» INPUT ROWS
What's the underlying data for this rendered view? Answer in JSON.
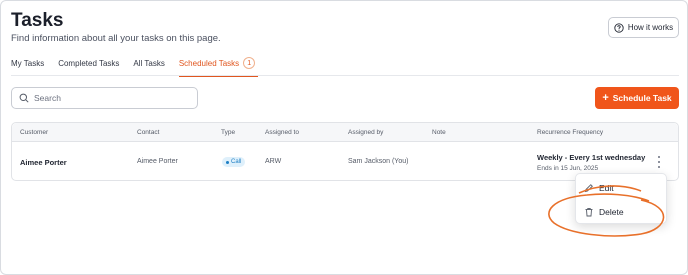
{
  "header": {
    "title": "Tasks",
    "subtitle": "Find information about all your tasks on this page.",
    "how_it_works_label": "How it works"
  },
  "tabs": [
    {
      "label": "My Tasks",
      "active": false
    },
    {
      "label": "Completed Tasks",
      "active": false
    },
    {
      "label": "All Tasks",
      "active": false
    },
    {
      "label": "Scheduled Tasks",
      "active": true,
      "count": "1"
    }
  ],
  "search": {
    "placeholder": "Search",
    "value": ""
  },
  "schedule_button": {
    "label": "Schedule Task"
  },
  "table": {
    "columns": [
      "Customer",
      "Contact",
      "Type",
      "Assigned to",
      "Assigned by",
      "Note",
      "Recurrence Frequency"
    ],
    "rows": [
      {
        "customer": "Aimee Porter",
        "contact": "Aimee Porter",
        "type": "Call",
        "assigned_to": "ARW",
        "assigned_by": "Sam Jackson (You)",
        "note": "",
        "recurrence": "Weekly - Every 1st wednesday",
        "recurrence_end": "Ends in 15 Jun, 2025"
      }
    ]
  },
  "row_menu": {
    "edit_label": "Edit",
    "delete_label": "Delete"
  },
  "colors": {
    "accent": "#f0551a",
    "accent_text": "#e0561f",
    "annotation_circle": "#e8702a",
    "call_badge_bg": "#dff0fb",
    "call_badge_text": "#1d7fc4"
  },
  "icons": {
    "how_it_works": "question-circle-icon",
    "search": "search-icon",
    "schedule": "plus-icon",
    "row_actions": "kebab-menu-icon",
    "edit": "pencil-icon",
    "delete": "trash-icon"
  }
}
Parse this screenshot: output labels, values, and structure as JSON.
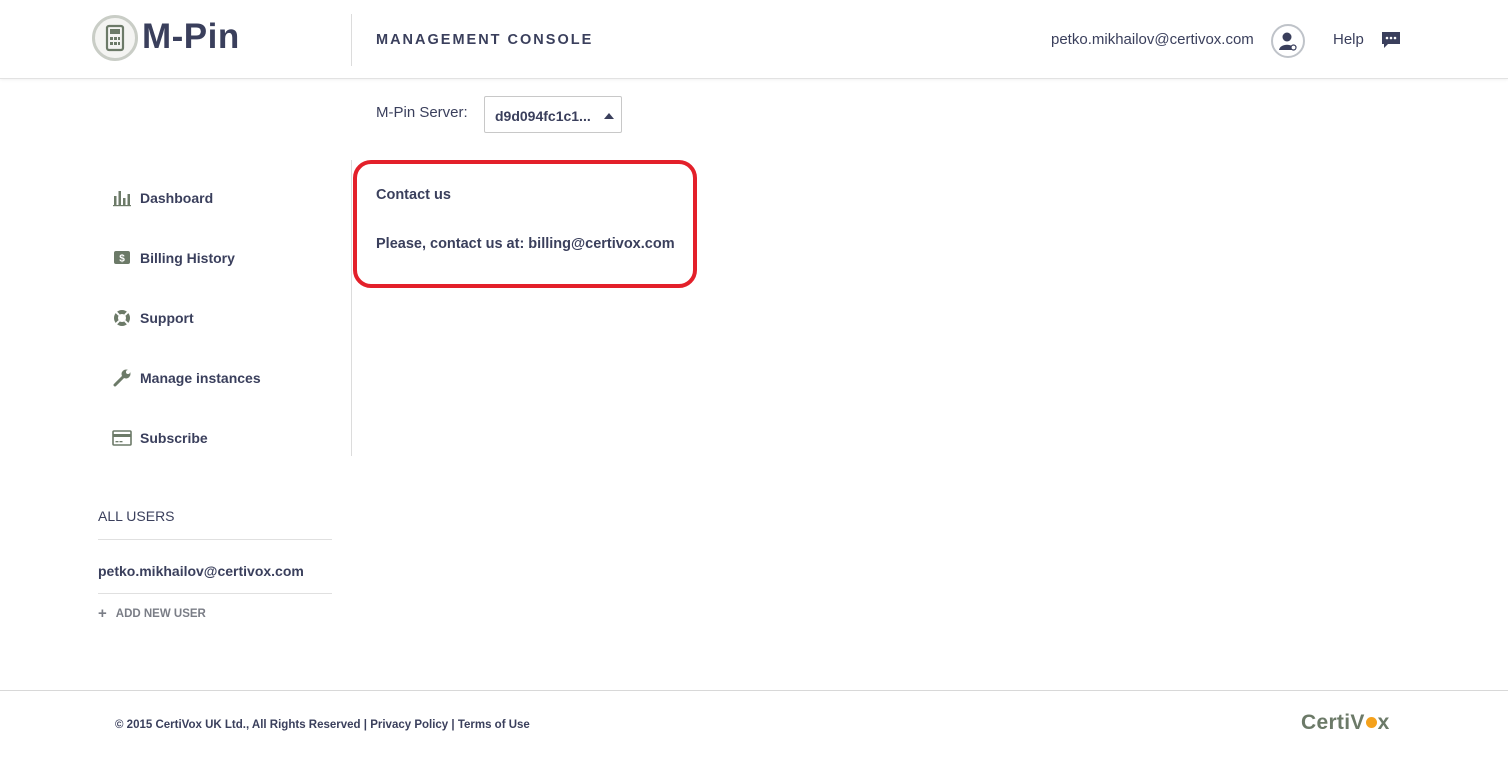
{
  "header": {
    "logo_text": "M-Pin",
    "console_title": "MANAGEMENT CONSOLE",
    "user_email": "petko.mikhailov@certivox.com",
    "help_label": "Help",
    "icons": [
      "calculator-icon",
      "user-icon",
      "chat-icon"
    ]
  },
  "server": {
    "label": "M-Pin Server:",
    "selected_value": "d9d094fc1c1...",
    "icons": [
      "caret-up-icon"
    ]
  },
  "contact": {
    "title": "Contact us",
    "body": "Please, contact us at: billing@certivox.com",
    "highlight_color": "#e3202a"
  },
  "sidebar": {
    "items": [
      {
        "label": "Dashboard",
        "icon": "bar-chart-icon"
      },
      {
        "label": "Billing History",
        "icon": "dollar-icon"
      },
      {
        "label": "Support",
        "icon": "lifebuoy-icon"
      },
      {
        "label": "Manage instances",
        "icon": "wrench-icon"
      },
      {
        "label": "Subscribe",
        "icon": "credit-card-icon"
      }
    ]
  },
  "users": {
    "heading": "ALL USERS",
    "list": [
      "petko.mikhailov@certivox.com"
    ],
    "add_label": "ADD NEW USER",
    "add_icon": "plus-icon"
  },
  "footer": {
    "copyright": "© 2015 CertiVox UK Ltd., All Rights Reserved",
    "separator": "|",
    "privacy": "Privacy Policy",
    "terms": "Terms of Use",
    "brand_left": "CertiV",
    "brand_right": "x"
  },
  "colors": {
    "text": "#3a3f5c",
    "accent_orange": "#f4a11c",
    "brand_green": "#6c7a68"
  }
}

» STATED TASK
Except for the pictures, copy the material above exactly.

» FULL SOLUTION
What's the underlying data for this rendered view? Answer in JSON.
{
  "header": {
    "title": "Tasks",
    "subtitle": "Find information about all your tasks on this page.",
    "how_it_works_label": "How it works"
  },
  "tabs": [
    {
      "label": "My Tasks",
      "active": false
    },
    {
      "label": "Completed Tasks",
      "active": false
    },
    {
      "label": "All Tasks",
      "active": false
    },
    {
      "label": "Scheduled Tasks",
      "active": true,
      "count": "1"
    }
  ],
  "search": {
    "placeholder": "Search",
    "value": ""
  },
  "schedule_button": {
    "label": "Schedule Task"
  },
  "table": {
    "columns": [
      "Customer",
      "Contact",
      "Type",
      "Assigned to",
      "Assigned by",
      "Note",
      "Recurrence Frequency"
    ],
    "rows": [
      {
        "customer": "Aimee Porter",
        "contact": "Aimee Porter",
        "type": "Call",
        "assigned_to": "ARW",
        "assigned_by": "Sam Jackson (You)",
        "note": "",
        "recurrence": "Weekly - Every 1st wednesday",
        "recurrence_end": "Ends in 15 Jun, 2025"
      }
    ]
  },
  "row_menu": {
    "edit_label": "Edit",
    "delete_label": "Delete"
  },
  "colors": {
    "accent": "#f0551a",
    "accent_text": "#e0561f",
    "annotation_circle": "#e8702a",
    "call_badge_bg": "#dff0fb",
    "call_badge_text": "#1d7fc4"
  },
  "icons": {
    "how_it_works": "question-circle-icon",
    "search": "search-icon",
    "schedule": "plus-icon",
    "row_actions": "kebab-menu-icon",
    "edit": "pencil-icon",
    "delete": "trash-icon"
  }
}
Parse this screenshot: output labels, values, and structure as JSON.
{
  "header": {
    "logo_text": "M-Pin",
    "console_title": "MANAGEMENT CONSOLE",
    "user_email": "petko.mikhailov@certivox.com",
    "help_label": "Help",
    "icons": [
      "calculator-icon",
      "user-icon",
      "chat-icon"
    ]
  },
  "server": {
    "label": "M-Pin Server:",
    "selected_value": "d9d094fc1c1...",
    "icons": [
      "caret-up-icon"
    ]
  },
  "contact": {
    "title": "Contact us",
    "body": "Please, contact us at: billing@certivox.com",
    "highlight_color": "#e3202a"
  },
  "sidebar": {
    "items": [
      {
        "label": "Dashboard",
        "icon": "bar-chart-icon"
      },
      {
        "label": "Billing History",
        "icon": "dollar-icon"
      },
      {
        "label": "Support",
        "icon": "lifebuoy-icon"
      },
      {
        "label": "Manage instances",
        "icon": "wrench-icon"
      },
      {
        "label": "Subscribe",
        "icon": "credit-card-icon"
      }
    ]
  },
  "users": {
    "heading": "ALL USERS",
    "list": [
      "petko.mikhailov@certivox.com"
    ],
    "add_label": "ADD NEW USER",
    "add_icon": "plus-icon"
  },
  "footer": {
    "copyright": "© 2015 CertiVox UK Ltd., All Rights Reserved",
    "separator": "|",
    "privacy": "Privacy Policy",
    "terms": "Terms of Use",
    "brand_left": "CertiV",
    "brand_right": "x"
  },
  "colors": {
    "text": "#3a3f5c",
    "accent_orange": "#f4a11c",
    "brand_green": "#6c7a68"
  }
}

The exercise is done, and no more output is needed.